■ **WHAT IS NEEDED**: Repeat every entry word for word, skipping the pictures.
Begin MATERIAL PROVIDED
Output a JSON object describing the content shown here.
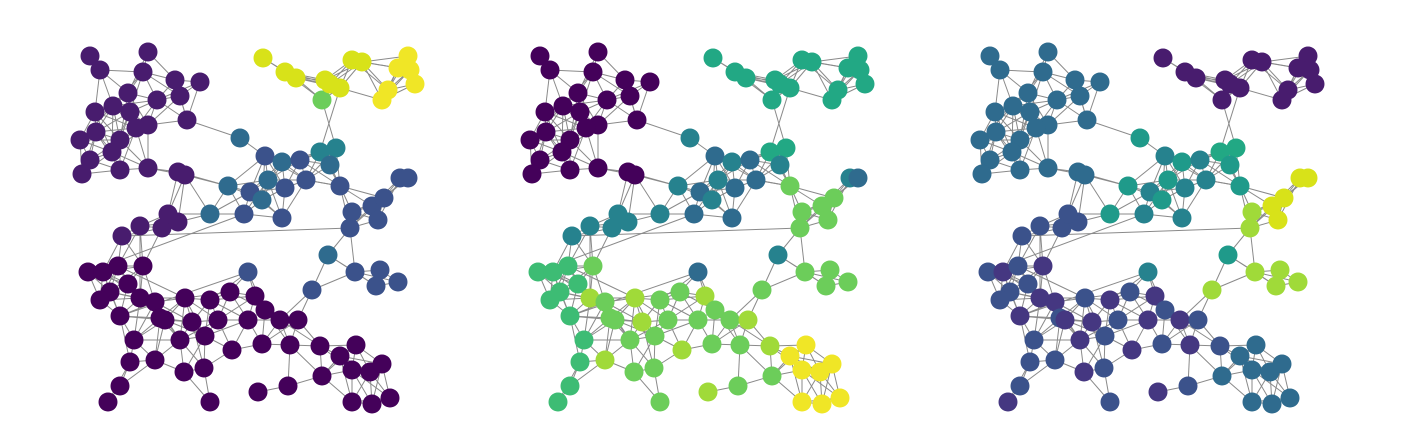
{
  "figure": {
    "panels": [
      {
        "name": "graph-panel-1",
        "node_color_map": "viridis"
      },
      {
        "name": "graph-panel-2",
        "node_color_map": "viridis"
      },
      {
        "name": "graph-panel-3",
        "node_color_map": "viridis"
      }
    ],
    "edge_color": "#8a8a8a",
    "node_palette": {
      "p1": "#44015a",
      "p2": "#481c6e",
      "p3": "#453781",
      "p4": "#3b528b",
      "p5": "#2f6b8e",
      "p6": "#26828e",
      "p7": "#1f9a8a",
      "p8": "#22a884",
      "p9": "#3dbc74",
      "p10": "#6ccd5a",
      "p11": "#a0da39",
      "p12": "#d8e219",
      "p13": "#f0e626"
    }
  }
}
End MATERIAL PROVIDED
■ **RESPONSE TO THE TASK**:
Output a JSON object describing the content shown here.
{
  "figure": {
    "panels": [
      {
        "name": "graph-panel-1",
        "node_color_map": "viridis"
      },
      {
        "name": "graph-panel-2",
        "node_color_map": "viridis"
      },
      {
        "name": "graph-panel-3",
        "node_color_map": "viridis"
      }
    ],
    "edge_color": "#8a8a8a",
    "node_palette": {
      "p1": "#44015a",
      "p2": "#481c6e",
      "p3": "#453781",
      "p4": "#3b528b",
      "p5": "#2f6b8e",
      "p6": "#26828e",
      "p7": "#1f9a8a",
      "p8": "#22a884",
      "p9": "#3dbc74",
      "p10": "#6ccd5a",
      "p11": "#a0da39",
      "p12": "#d8e219",
      "p13": "#f0e626"
    }
  }
}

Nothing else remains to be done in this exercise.